>> Begin
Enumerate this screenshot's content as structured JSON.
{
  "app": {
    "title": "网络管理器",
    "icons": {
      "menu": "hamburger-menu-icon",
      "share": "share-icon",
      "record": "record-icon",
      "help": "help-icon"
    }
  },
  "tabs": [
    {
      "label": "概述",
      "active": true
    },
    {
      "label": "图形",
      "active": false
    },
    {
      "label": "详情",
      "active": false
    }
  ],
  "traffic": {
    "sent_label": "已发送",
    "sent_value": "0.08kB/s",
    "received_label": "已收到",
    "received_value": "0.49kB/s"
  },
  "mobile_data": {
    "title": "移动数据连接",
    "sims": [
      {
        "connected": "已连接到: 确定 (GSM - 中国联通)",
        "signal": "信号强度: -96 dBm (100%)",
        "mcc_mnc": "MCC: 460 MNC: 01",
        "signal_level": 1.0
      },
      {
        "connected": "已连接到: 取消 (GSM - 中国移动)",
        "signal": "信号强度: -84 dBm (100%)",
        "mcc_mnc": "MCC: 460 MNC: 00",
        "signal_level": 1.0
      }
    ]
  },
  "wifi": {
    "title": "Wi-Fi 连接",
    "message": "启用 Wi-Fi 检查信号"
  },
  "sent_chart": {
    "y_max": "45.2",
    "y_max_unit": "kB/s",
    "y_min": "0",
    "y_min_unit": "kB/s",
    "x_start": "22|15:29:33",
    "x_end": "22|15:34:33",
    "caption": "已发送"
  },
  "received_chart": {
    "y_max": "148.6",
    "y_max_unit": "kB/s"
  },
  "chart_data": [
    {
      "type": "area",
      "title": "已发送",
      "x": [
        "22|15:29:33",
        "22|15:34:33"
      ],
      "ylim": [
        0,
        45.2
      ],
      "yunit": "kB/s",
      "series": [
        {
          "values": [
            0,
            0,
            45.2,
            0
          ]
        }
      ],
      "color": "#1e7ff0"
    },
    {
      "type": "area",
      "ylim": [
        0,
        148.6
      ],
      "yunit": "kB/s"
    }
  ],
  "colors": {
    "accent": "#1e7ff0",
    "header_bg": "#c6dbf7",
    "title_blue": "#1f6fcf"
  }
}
>> End
The entries above should be repeated exactly, every one of them.

Enumerate this screenshot's content as structured JSON.
{
  "app": {
    "title": "网络管理器",
    "icons": {
      "menu": "hamburger-menu-icon",
      "share": "share-icon",
      "record": "record-icon",
      "help": "help-icon"
    }
  },
  "tabs": [
    {
      "label": "概述",
      "active": true
    },
    {
      "label": "图形",
      "active": false
    },
    {
      "label": "详情",
      "active": false
    }
  ],
  "traffic": {
    "sent_label": "已发送",
    "sent_value": "0.08kB/s",
    "received_label": "已收到",
    "received_value": "0.49kB/s"
  },
  "mobile_data": {
    "title": "移动数据连接",
    "sims": [
      {
        "connected": "已连接到: 确定 (GSM - 中国联通)",
        "signal": "信号强度: -96 dBm (100%)",
        "mcc_mnc": "MCC: 460 MNC: 01",
        "signal_level": 1.0
      },
      {
        "connected": "已连接到: 取消 (GSM - 中国移动)",
        "signal": "信号强度: -84 dBm (100%)",
        "mcc_mnc": "MCC: 460 MNC: 00",
        "signal_level": 1.0
      }
    ]
  },
  "wifi": {
    "title": "Wi-Fi 连接",
    "message": "启用 Wi-Fi 检查信号"
  },
  "sent_chart": {
    "y_max": "45.2",
    "y_max_unit": "kB/s",
    "y_min": "0",
    "y_min_unit": "kB/s",
    "x_start": "22|15:29:33",
    "x_end": "22|15:34:33",
    "caption": "已发送"
  },
  "received_chart": {
    "y_max": "148.6",
    "y_max_unit": "kB/s"
  },
  "chart_data": [
    {
      "type": "area",
      "title": "已发送",
      "x": [
        "22|15:29:33",
        "22|15:34:33"
      ],
      "ylim": [
        0,
        45.2
      ],
      "yunit": "kB/s",
      "series": [
        {
          "values": [
            0,
            0,
            45.2,
            0
          ]
        }
      ],
      "color": "#1e7ff0"
    },
    {
      "type": "area",
      "ylim": [
        0,
        148.6
      ],
      "yunit": "kB/s"
    }
  ],
  "colors": {
    "accent": "#1e7ff0",
    "header_bg": "#c6dbf7",
    "title_blue": "#1f6fcf"
  }
}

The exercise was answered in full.